* EXERCISE: Search the material for the word "usage" and copy each line that holds it.

* RECORDS:
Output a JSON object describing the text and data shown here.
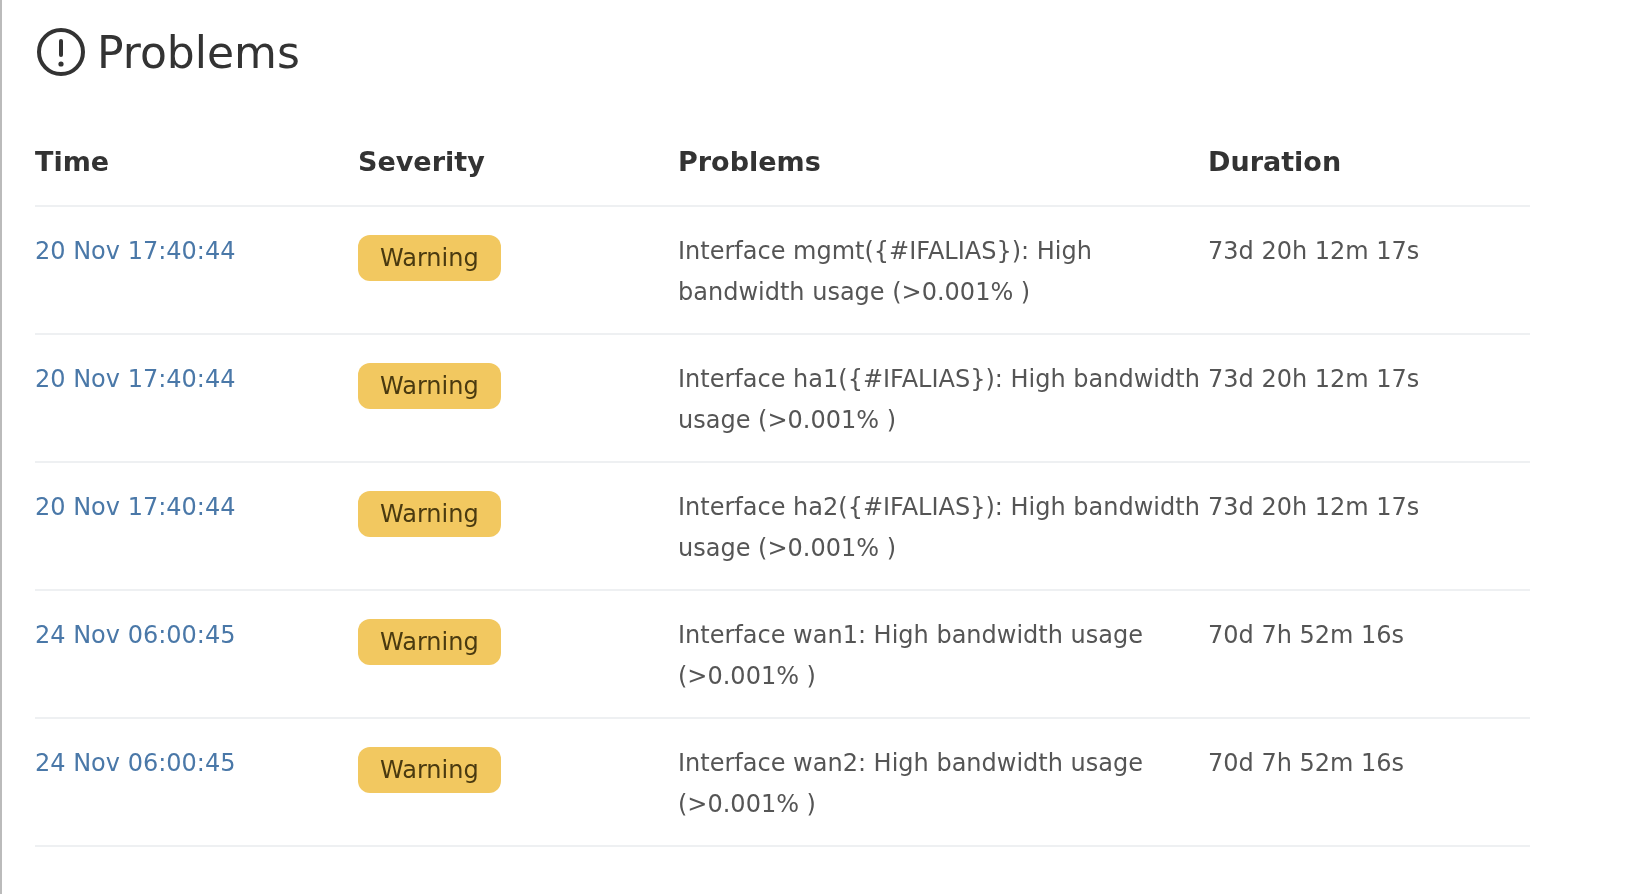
{
  "title": "Problems",
  "table": {
    "columns": [
      "Time",
      "Severity",
      "Problems",
      "Duration"
    ],
    "rows": [
      {
        "time": "20 Nov 17:40:44",
        "severity": {
          "label": "Warning",
          "kind": "warning"
        },
        "problem": "Interface mgmt({#IFALIAS}): High bandwidth usage (>0.001% )",
        "duration": "73d 20h 12m 17s"
      },
      {
        "time": "20 Nov 17:40:44",
        "severity": {
          "label": "Warning",
          "kind": "warning"
        },
        "problem": "Interface ha1({#IFALIAS}): High bandwidth usage (>0.001% )",
        "duration": "73d 20h 12m 17s"
      },
      {
        "time": "20 Nov 17:40:44",
        "severity": {
          "label": "Warning",
          "kind": "warning"
        },
        "problem": "Interface ha2({#IFALIAS}): High bandwidth usage (>0.001% )",
        "duration": "73d 20h 12m 17s"
      },
      {
        "time": "24 Nov 06:00:45",
        "severity": {
          "label": "Warning",
          "kind": "warning"
        },
        "problem": "Interface wan1: High bandwidth usage (>0.001% )",
        "duration": "70d 7h 52m 16s"
      },
      {
        "time": "24 Nov 06:00:45",
        "severity": {
          "label": "Warning",
          "kind": "warning"
        },
        "problem": "Interface wan2: High bandwidth usage (>0.001% )",
        "duration": "70d 7h 52m 16s"
      }
    ]
  }
}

* RIGHT ANSWER:
        "problem": "Interface mgmt({#IFALIAS}): High bandwidth usage (>0.001% )",
        "problem": "Interface ha1({#IFALIAS}): High bandwidth usage (>0.001% )",
        "problem": "Interface ha2({#IFALIAS}): High bandwidth usage (>0.001% )",
        "problem": "Interface wan1: High bandwidth usage (>0.001% )",
        "problem": "Interface wan2: High bandwidth usage (>0.001% )",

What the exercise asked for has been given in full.